- _Your instructions_
Return only the number of lines that hold "organizations".

Dataset rows:
━━━━━━━━━━━━━━━━━━━━━━━━━━━━━━

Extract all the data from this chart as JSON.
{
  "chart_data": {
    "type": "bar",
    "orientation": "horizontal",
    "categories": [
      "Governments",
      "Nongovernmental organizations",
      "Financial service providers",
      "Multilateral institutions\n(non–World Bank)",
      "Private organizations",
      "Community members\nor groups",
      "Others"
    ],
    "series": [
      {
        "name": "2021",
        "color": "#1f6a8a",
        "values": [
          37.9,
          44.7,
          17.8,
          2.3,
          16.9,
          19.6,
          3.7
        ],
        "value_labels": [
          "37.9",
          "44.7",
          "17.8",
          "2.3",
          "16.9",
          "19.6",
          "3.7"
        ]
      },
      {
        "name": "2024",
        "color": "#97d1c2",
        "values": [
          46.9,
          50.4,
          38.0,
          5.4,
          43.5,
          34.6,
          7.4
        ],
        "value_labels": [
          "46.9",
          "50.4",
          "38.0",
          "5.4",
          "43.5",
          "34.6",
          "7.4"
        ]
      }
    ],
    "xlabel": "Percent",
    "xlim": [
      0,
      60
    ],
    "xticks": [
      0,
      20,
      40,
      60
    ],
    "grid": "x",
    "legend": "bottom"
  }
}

━━━━━━━━━━━━━━━━━━━━━━━━━━━━━━

- _Task answer_
2